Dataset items
[START]

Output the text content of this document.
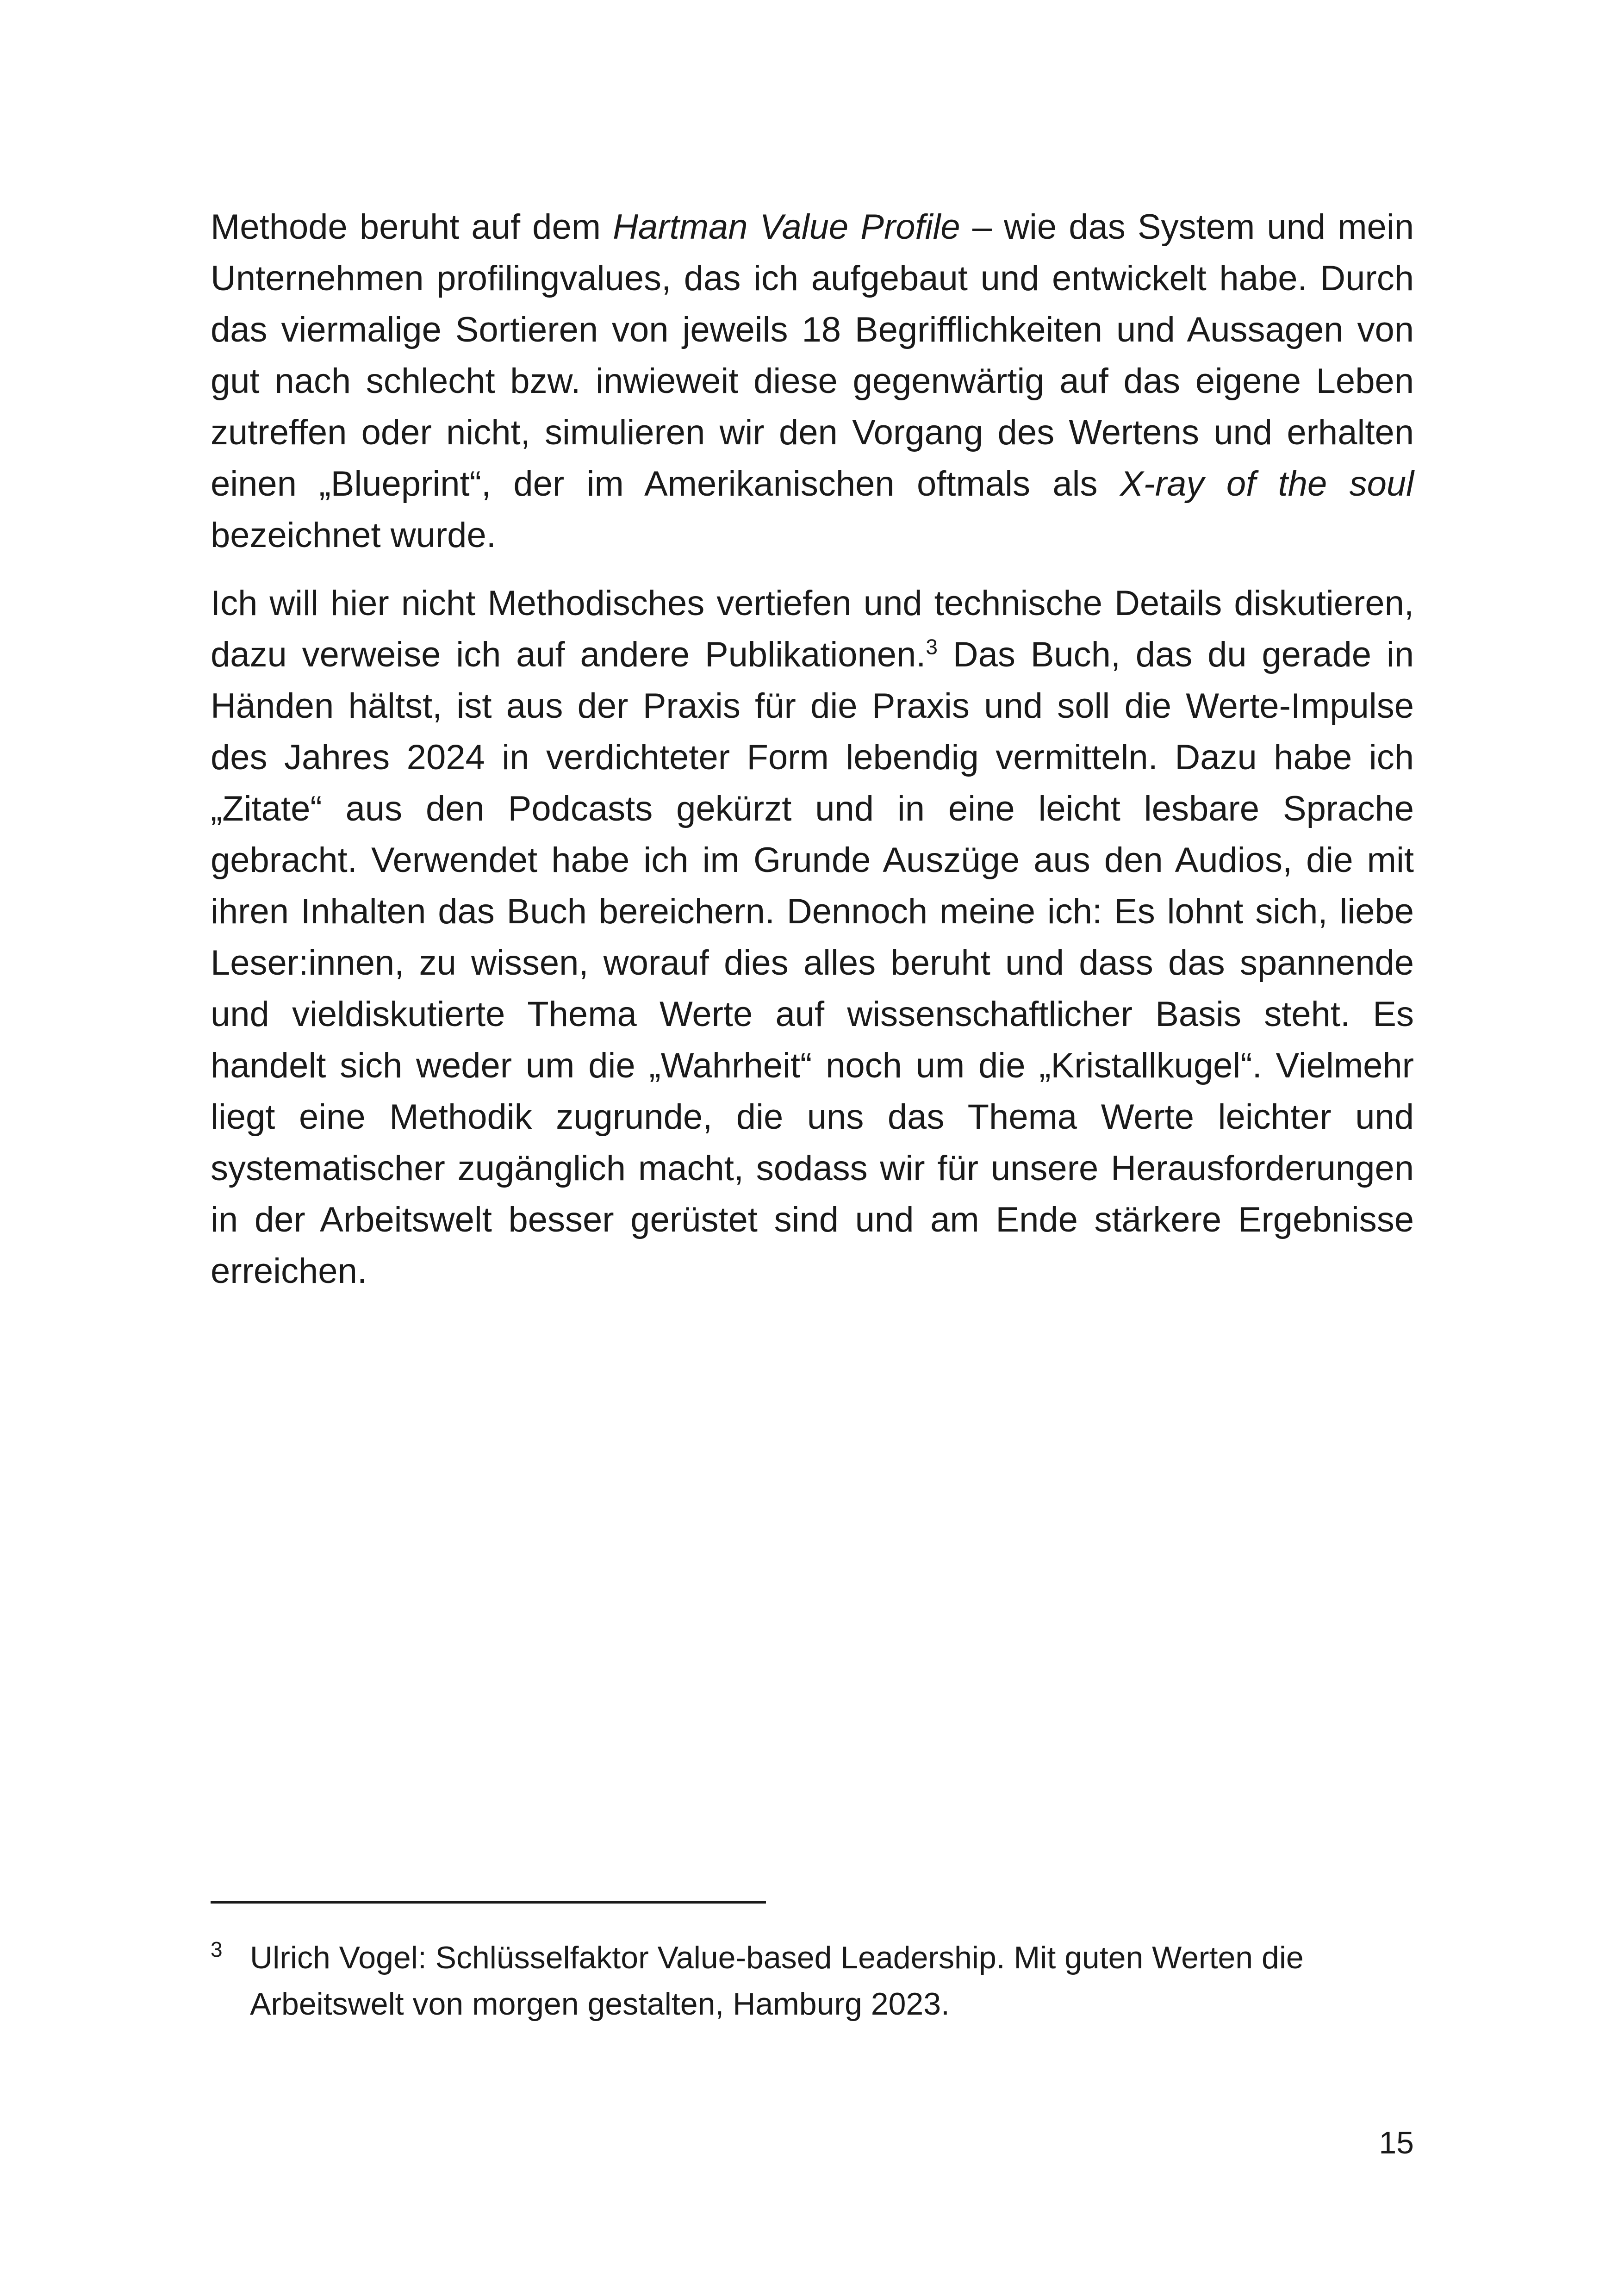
Methode beruht auf dem Hartman Value Profile – wie das System und mein Unternehmen profilingvalues, das ich aufgebaut und entwickelt habe. Durch das viermalige Sortieren von jeweils 18 Begrifflichkeiten und Aussagen von gut nach schlecht bzw. inwieweit diese gegenwärtig auf das eigene Leben zutreffen oder nicht, simulieren wir den Vorgang des Wertens und erhalten einen „Blueprint“, der im Amerikanischen oftmals als X-ray of the soul bezeichnet wurde.

Ich will hier nicht Methodisches vertiefen und technische Details diskutieren, dazu verweise ich auf andere Publikationen.$^3$ Das Buch, das du gerade in Händen hältst, ist aus der Praxis für die Praxis und soll die Werte-Impulse des Jahres 2024 in verdichteter Form lebendig vermitteln. Dazu habe ich „Zitate“ aus den Podcasts gekürzt und in eine leicht lesbare Sprache gebracht. Verwendet habe ich im Grunde Auszüge aus den Audios, die mit ihren Inhalten das Buch bereichern. Dennoch meine ich: Es lohnt sich, liebe Leser:innen, zu wissen, worauf dies alles beruht und dass das spannende und vieldiskutierte Thema Werte auf wissenschaftlicher Basis steht. Es handelt sich weder um die „Wahrheit“ noch um die „Kristallkugel“. Vielmehr liegt eine Methodik zugrunde, die uns das Thema Werte leichter und systematischer zugänglich macht, sodass wir für unsere Herausforderungen in der Arbeitswelt besser gerüstet sind und am Ende stärkere Ergebnisse erreichen.

3 Ulrich Vogel: Schlüsselfaktor Value-based Leadership. Mit guten Werten die Arbeitswelt von morgen gestalten, Hamburg 2023.
15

[END]

* _WHAT IS REQUIRED_: Each record above should come back exactly the same, only without its pictures.

* _EXERCISE OUTPUT_:
Output the text content of this document.
Methode beruht auf dem Hartman Value Profile – wie das System und mein Unternehmen profilingvalues, das ich aufgebaut und entwickelt habe. Durch das viermalige Sortieren von jeweils 18 Begrifflichkeiten und Aussagen von gut nach schlecht bzw. inwieweit diese gegenwärtig auf das eigene Leben zutreffen oder nicht, simulieren wir den Vorgang des Wertens und erhalten einen „Blueprint“, der im Amerikanischen oftmals als X-ray of the soul bezeichnet wurde.

Ich will hier nicht Methodisches vertiefen und technische Details diskutieren, dazu verweise ich auf andere Publikationen.$^3$ Das Buch, das du gerade in Händen hältst, ist aus der Praxis für die Praxis und soll die Werte-Impulse des Jahres 2024 in verdichteter Form lebendig vermitteln. Dazu habe ich „Zitate“ aus den Podcasts gekürzt und in eine leicht lesbare Sprache gebracht. Verwendet habe ich im Grunde Auszüge aus den Audios, die mit ihren Inhalten das Buch bereichern. Dennoch meine ich: Es lohnt sich, liebe Leser:innen, zu wissen, worauf dies alles beruht und dass das spannende und vieldiskutierte Thema Werte auf wissenschaftlicher Basis steht. Es handelt sich weder um die „Wahrheit“ noch um die „Kristallkugel“. Vielmehr liegt eine Methodik zugrunde, die uns das Thema Werte leichter und systematischer zugänglich macht, sodass wir für unsere Herausforderungen in der Arbeitswelt besser gerüstet sind und am Ende stärkere Ergebnisse erreichen.

3 Ulrich Vogel: Schlüsselfaktor Value-based Leadership. Mit guten Werten die Arbeitswelt von morgen gestalten, Hamburg 2023.
15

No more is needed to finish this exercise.